#### [Exercise brief]
A faithful transcription of all the data is required.

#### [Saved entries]
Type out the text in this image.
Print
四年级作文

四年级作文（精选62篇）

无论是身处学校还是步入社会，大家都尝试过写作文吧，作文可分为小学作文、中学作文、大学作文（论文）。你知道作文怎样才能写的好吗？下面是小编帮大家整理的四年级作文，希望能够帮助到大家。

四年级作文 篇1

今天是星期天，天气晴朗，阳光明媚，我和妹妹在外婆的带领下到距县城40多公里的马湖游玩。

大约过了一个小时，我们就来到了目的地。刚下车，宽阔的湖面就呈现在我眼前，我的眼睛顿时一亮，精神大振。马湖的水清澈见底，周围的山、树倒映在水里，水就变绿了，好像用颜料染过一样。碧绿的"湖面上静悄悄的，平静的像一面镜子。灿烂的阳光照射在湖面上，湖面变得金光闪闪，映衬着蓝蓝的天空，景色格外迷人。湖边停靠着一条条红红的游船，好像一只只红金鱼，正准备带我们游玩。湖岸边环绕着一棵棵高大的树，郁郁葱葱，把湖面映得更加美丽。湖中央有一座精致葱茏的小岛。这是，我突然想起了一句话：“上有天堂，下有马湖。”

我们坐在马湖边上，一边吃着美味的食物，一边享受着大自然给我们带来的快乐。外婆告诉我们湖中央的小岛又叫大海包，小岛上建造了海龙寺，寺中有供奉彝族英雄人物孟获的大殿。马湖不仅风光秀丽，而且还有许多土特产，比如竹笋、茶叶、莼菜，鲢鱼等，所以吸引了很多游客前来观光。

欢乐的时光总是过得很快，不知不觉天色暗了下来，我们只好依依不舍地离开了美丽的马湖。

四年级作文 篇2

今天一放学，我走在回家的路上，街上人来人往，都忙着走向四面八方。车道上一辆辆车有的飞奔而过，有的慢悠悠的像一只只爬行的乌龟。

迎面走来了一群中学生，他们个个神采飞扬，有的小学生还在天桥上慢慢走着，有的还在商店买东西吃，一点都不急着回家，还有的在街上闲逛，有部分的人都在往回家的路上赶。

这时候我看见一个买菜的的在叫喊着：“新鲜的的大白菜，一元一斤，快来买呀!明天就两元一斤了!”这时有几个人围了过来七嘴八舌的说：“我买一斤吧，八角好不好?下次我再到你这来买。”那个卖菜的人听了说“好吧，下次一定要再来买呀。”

#### [Completed task]
Type out the text in this image.
Print
四年级作文

四年级作文（精选62篇）

无论是身处学校还是步入社会，大家都尝试过写作文吧，作文可分为小学作文、中学作文、大学作文（论文）。你知道作文怎样才能写的好吗？下面是小编帮大家整理的四年级作文，希望能够帮助到大家。

四年级作文 篇1

今天是星期天，天气晴朗，阳光明媚，我和妹妹在外婆的带领下到距县城40多公里的马湖游玩。

大约过了一个小时，我们就来到了目的地。刚下车，宽阔的湖面就呈现在我眼前，我的眼睛顿时一亮，精神大振。马湖的水清澈见底，周围的山、树倒映在水里，水就变绿了，好像用颜料染过一样。碧绿的"湖面上静悄悄的，平静的像一面镜子。灿烂的阳光照射在湖面上，湖面变得金光闪闪，映衬着蓝蓝的天空，景色格外迷人。湖边停靠着一条条红红的游船，好像一只只红金鱼，正准备带我们游玩。湖岸边环绕着一棵棵高大的树，郁郁葱葱，把湖面映得更加美丽。湖中央有一座精致葱茏的小岛。这是，我突然想起了一句话：“上有天堂，下有马湖。”

我们坐在马湖边上，一边吃着美味的食物，一边享受着大自然给我们带来的快乐。外婆告诉我们湖中央的小岛又叫大海包，小岛上建造了海龙寺，寺中有供奉彝族英雄人物孟获的大殿。马湖不仅风光秀丽，而且还有许多土特产，比如竹笋、茶叶、莼菜，鲢鱼等，所以吸引了很多游客前来观光。

欢乐的时光总是过得很快，不知不觉天色暗了下来，我们只好依依不舍地离开了美丽的马湖。

四年级作文 篇2

今天一放学，我走在回家的路上，街上人来人往，都忙着走向四面八方。车道上一辆辆车有的飞奔而过，有的慢悠悠的像一只只爬行的乌龟。

迎面走来了一群中学生，他们个个神采飞扬，有的小学生还在天桥上慢慢走着，有的还在商店买东西吃，一点都不急着回家，还有的在街上闲逛，有部分的人都在往回家的路上赶。

这时候我看见一个买菜的的在叫喊着：“新鲜的的大白菜，一元一斤，快来买呀!明天就两元一斤了!”这时有几个人围了过来七嘴八舌的说：“我买一斤吧，八角好不好?下次我再到你这来买。”那个卖菜的人听了说“好吧，下次一定要再来买呀。”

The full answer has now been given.